_Task statement_:
Copy out each line of the data holding "value".

(Data records)

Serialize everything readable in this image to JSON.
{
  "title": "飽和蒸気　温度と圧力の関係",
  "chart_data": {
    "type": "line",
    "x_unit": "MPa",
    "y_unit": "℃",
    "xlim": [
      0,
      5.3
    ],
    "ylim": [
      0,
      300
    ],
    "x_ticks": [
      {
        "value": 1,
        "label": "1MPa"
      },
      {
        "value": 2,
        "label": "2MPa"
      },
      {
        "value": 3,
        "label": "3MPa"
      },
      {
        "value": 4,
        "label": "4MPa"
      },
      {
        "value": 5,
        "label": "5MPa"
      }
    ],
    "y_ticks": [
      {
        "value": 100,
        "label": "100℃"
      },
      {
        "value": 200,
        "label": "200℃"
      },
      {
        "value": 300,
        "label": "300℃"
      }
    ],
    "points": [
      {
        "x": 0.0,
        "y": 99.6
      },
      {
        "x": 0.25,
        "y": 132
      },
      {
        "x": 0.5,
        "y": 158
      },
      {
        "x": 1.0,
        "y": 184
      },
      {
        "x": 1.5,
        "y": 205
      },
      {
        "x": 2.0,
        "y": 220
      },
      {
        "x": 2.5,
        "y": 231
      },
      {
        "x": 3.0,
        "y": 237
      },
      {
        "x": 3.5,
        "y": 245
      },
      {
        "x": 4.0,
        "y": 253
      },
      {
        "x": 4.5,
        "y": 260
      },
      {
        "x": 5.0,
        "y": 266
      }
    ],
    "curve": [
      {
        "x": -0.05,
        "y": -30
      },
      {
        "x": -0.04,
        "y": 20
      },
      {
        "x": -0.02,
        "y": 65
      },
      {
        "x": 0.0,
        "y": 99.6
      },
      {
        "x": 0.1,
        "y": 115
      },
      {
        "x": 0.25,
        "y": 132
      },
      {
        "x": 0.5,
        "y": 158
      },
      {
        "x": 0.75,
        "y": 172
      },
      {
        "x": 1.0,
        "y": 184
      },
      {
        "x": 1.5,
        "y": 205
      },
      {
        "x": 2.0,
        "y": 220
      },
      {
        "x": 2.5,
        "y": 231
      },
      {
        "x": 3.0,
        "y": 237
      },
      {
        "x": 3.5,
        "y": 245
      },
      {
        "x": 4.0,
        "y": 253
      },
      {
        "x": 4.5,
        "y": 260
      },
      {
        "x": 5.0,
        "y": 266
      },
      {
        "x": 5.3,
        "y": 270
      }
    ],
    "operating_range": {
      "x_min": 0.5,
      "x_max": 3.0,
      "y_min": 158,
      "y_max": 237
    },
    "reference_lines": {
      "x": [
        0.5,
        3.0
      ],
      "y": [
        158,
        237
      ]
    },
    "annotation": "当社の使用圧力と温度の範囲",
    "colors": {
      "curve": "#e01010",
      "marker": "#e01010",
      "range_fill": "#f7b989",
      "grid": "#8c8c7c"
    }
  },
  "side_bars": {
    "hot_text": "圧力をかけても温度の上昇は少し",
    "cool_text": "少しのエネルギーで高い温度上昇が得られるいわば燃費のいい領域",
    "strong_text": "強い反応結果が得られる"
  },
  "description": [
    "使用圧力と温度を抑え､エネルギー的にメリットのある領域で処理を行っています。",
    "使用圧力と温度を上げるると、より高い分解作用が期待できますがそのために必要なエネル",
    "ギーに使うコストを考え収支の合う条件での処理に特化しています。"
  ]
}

_Output for this task_:
        "value": 1,
        "value": 2,
        "value": 3,
        "value": 4,
        "value": 5,
        "value": 100,
        "value": 200,
        "value": 300,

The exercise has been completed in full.